■ What you have to do:
Reproduce the listing below verbatim.

— start —

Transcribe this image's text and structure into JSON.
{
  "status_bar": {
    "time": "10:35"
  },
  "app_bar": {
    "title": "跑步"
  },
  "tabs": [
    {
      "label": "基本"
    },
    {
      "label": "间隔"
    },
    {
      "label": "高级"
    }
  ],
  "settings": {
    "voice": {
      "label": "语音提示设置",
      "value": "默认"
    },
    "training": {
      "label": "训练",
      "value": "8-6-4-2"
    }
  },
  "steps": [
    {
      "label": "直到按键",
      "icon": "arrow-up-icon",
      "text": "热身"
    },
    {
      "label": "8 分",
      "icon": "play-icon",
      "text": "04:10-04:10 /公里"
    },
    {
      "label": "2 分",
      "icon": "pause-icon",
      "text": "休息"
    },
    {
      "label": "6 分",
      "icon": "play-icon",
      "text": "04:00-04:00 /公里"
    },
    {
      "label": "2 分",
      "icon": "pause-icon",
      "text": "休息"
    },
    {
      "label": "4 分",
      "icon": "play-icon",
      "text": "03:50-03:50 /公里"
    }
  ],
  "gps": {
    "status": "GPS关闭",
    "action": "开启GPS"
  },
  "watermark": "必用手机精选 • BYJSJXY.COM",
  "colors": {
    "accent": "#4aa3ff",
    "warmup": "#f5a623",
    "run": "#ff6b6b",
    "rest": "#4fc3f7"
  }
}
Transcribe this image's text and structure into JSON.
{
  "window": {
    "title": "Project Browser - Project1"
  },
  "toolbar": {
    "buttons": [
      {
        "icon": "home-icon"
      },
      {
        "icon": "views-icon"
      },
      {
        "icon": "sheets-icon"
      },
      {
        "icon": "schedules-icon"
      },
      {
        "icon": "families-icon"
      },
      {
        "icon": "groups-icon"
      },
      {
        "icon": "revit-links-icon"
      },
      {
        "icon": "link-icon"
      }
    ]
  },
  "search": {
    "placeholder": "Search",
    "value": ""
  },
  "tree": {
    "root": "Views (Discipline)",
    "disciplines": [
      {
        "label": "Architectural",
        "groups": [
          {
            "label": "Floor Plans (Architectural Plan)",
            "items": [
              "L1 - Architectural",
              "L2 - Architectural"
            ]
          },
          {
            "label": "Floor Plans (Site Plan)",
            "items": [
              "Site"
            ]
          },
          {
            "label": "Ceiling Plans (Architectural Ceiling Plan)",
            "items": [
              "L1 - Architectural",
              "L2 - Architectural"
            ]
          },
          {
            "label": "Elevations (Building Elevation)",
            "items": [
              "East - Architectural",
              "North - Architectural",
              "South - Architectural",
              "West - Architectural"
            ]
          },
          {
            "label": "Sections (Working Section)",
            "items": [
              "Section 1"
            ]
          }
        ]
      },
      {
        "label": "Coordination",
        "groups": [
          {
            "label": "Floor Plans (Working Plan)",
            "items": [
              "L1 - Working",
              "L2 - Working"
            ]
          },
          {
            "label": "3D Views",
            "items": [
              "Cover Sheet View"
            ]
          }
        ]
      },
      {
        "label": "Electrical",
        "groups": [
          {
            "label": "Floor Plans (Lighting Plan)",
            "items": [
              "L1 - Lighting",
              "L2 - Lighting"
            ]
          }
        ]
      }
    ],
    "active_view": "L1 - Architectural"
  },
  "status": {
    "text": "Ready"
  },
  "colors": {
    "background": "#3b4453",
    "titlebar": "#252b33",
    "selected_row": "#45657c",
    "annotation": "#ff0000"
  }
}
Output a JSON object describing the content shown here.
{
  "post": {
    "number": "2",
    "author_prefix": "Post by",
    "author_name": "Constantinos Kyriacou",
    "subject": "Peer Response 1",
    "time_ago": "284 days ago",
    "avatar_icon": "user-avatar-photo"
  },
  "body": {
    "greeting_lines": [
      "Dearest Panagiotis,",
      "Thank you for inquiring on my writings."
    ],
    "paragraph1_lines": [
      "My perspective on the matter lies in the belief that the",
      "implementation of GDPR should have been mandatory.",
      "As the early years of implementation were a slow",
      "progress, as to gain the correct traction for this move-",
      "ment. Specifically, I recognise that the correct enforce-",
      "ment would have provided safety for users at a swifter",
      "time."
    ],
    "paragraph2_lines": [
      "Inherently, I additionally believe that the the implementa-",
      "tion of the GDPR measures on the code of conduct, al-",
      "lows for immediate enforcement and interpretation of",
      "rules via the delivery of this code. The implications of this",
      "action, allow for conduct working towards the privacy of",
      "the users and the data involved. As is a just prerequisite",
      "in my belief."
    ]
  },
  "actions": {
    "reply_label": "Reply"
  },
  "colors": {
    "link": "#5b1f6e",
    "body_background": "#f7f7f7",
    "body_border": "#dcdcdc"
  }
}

— end —

■ Exercise result:
Transcribe this image's text and structure into JSON.
{
  "status_bar": {
    "time": "10:35"
  },
  "app_bar": {
    "title": "跑步"
  },
  "tabs": [
    {
      "label": "基本"
    },
    {
      "label": "间隔"
    },
    {
      "label": "高级"
    }
  ],
  "settings": {
    "voice": {
      "label": "语音提示设置",
      "value": "默认"
    },
    "training": {
      "label": "训练",
      "value": "8-6-4-2"
    }
  },
  "steps": [
    {
      "label": "直到按键",
      "icon": "arrow-up-icon",
      "text": "热身"
    },
    {
      "label": "8 分",
      "icon": "play-icon",
      "text": "04:10-04:10 /公里"
    },
    {
      "label": "2 分",
      "icon": "pause-icon",
      "text": "休息"
    },
    {
      "label": "6 分",
      "icon": "play-icon",
      "text": "04:00-04:00 /公里"
    },
    {
      "label": "2 分",
      "icon": "pause-icon",
      "text": "休息"
    },
    {
      "label": "4 分",
      "icon": "play-icon",
      "text": "03:50-03:50 /公里"
    }
  ],
  "gps": {
    "status": "GPS关闭",
    "action": "开启GPS"
  },
  "watermark": "必用手机精选 • BYJSJXY.COM",
  "colors": {
    "accent": "#4aa3ff",
    "warmup": "#f5a623",
    "run": "#ff6b6b",
    "rest": "#4fc3f7"
  }
}
Transcribe this image's text and structure into JSON.
{
  "window": {
    "title": "Project Browser - Project1"
  },
  "toolbar": {
    "buttons": [
      {
        "icon": "home-icon"
      },
      {
        "icon": "views-icon"
      },
      {
        "icon": "sheets-icon"
      },
      {
        "icon": "schedules-icon"
      },
      {
        "icon": "families-icon"
      },
      {
        "icon": "groups-icon"
      },
      {
        "icon": "revit-links-icon"
      },
      {
        "icon": "link-icon"
      }
    ]
  },
  "search": {
    "placeholder": "Search",
    "value": ""
  },
  "tree": {
    "root": "Views (Discipline)",
    "disciplines": [
      {
        "label": "Architectural",
        "groups": [
          {
            "label": "Floor Plans (Architectural Plan)",
            "items": [
              "L1 - Architectural",
              "L2 - Architectural"
            ]
          },
          {
            "label": "Floor Plans (Site Plan)",
            "items": [
              "Site"
            ]
          },
          {
            "label": "Ceiling Plans (Architectural Ceiling Plan)",
            "items": [
              "L1 - Architectural",
              "L2 - Architectural"
            ]
          },
          {
            "label": "Elevations (Building Elevation)",
            "items": [
              "East - Architectural",
              "North - Architectural",
              "South - Architectural",
              "West - Architectural"
            ]
          },
          {
            "label": "Sections (Working Section)",
            "items": [
              "Section 1"
            ]
          }
        ]
      },
      {
        "label": "Coordination",
        "groups": [
          {
            "label": "Floor Plans (Working Plan)",
            "items": [
              "L1 - Working",
              "L2 - Working"
            ]
          },
          {
            "label": "3D Views",
            "items": [
              "Cover Sheet View"
            ]
          }
        ]
      },
      {
        "label": "Electrical",
        "groups": [
          {
            "label": "Floor Plans (Lighting Plan)",
            "items": [
              "L1 - Lighting",
              "L2 - Lighting"
            ]
          }
        ]
      }
    ],
    "active_view": "L1 - Architectural"
  },
  "status": {
    "text": "Ready"
  },
  "colors": {
    "background": "#3b4453",
    "titlebar": "#252b33",
    "selected_row": "#45657c",
    "annotation": "#ff0000"
  }
}
Output a JSON object describing the content shown here.
{
  "post": {
    "number": "2",
    "author_prefix": "Post by",
    "author_name": "Constantinos Kyriacou",
    "subject": "Peer Response 1",
    "time_ago": "284 days ago",
    "avatar_icon": "user-avatar-photo"
  },
  "body": {
    "greeting_lines": [
      "Dearest Panagiotis,",
      "Thank you for inquiring on my writings."
    ],
    "paragraph1_lines": [
      "My perspective on the matter lies in the belief that the",
      "implementation of GDPR should have been mandatory.",
      "As the early years of implementation were a slow",
      "progress, as to gain the correct traction for this move-",
      "ment. Specifically, I recognise that the correct enforce-",
      "ment would have provided safety for users at a swifter",
      "time."
    ],
    "paragraph2_lines": [
      "Inherently, I additionally believe that the the implementa-",
      "tion of the GDPR measures on the code of conduct, al-",
      "lows for immediate enforcement and interpretation of",
      "rules via the delivery of this code. The implications of this",
      "action, allow for conduct working towards the privacy of",
      "the users and the data involved. As is a just prerequisite",
      "in my belief."
    ]
  },
  "actions": {
    "reply_label": "Reply"
  },
  "colors": {
    "link": "#5b1f6e",
    "body_background": "#f7f7f7",
    "body_border": "#dcdcdc"
  }
}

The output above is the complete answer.